[Work to complete]: State how many lines of the data contain the word "kalau", and write nothing besides the number.

[Data]:
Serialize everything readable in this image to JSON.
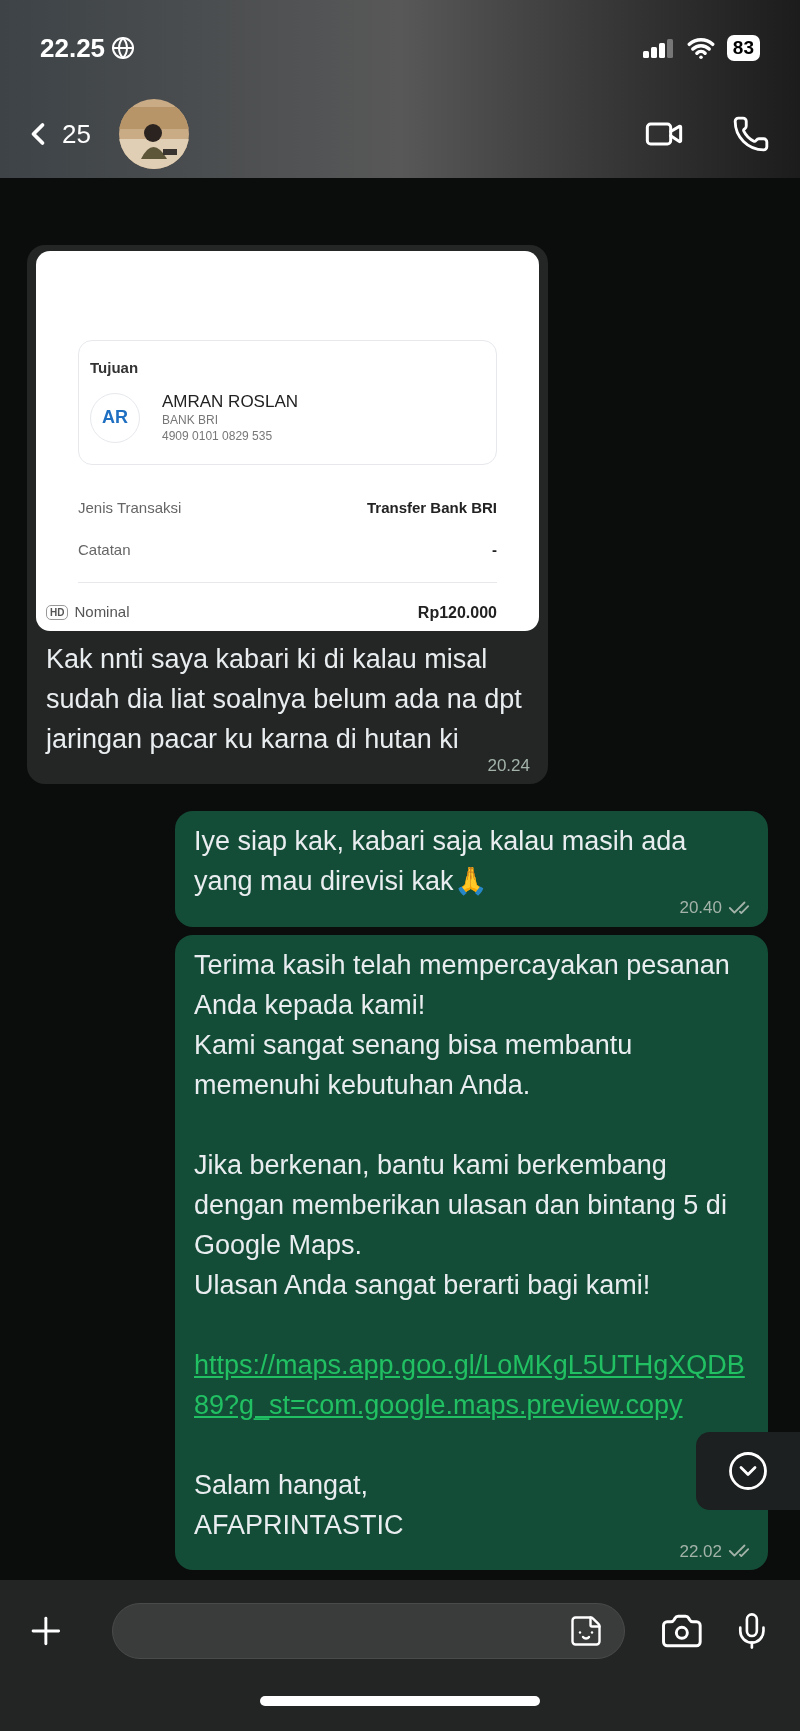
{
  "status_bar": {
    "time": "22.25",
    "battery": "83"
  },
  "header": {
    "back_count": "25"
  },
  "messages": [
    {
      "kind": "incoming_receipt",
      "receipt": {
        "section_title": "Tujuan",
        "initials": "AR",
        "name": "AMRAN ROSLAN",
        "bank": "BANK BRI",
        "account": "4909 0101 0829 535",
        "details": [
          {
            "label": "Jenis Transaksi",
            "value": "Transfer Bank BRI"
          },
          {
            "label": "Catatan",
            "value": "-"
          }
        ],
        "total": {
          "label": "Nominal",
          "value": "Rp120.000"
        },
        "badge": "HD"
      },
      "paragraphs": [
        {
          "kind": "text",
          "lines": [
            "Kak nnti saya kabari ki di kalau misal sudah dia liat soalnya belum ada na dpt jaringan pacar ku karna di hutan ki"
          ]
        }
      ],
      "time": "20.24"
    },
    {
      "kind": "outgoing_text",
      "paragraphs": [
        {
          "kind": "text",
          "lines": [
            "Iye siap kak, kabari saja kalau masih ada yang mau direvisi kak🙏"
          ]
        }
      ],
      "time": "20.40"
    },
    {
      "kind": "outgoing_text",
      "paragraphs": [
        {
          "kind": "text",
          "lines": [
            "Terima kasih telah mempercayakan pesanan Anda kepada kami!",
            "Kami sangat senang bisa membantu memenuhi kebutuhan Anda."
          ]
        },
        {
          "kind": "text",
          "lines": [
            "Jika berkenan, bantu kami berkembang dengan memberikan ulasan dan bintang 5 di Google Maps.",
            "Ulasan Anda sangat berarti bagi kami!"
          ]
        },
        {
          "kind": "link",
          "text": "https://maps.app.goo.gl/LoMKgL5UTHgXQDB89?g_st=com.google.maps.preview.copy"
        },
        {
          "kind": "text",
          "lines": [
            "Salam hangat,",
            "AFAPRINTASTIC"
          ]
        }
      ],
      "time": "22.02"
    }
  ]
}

[Task response]: 2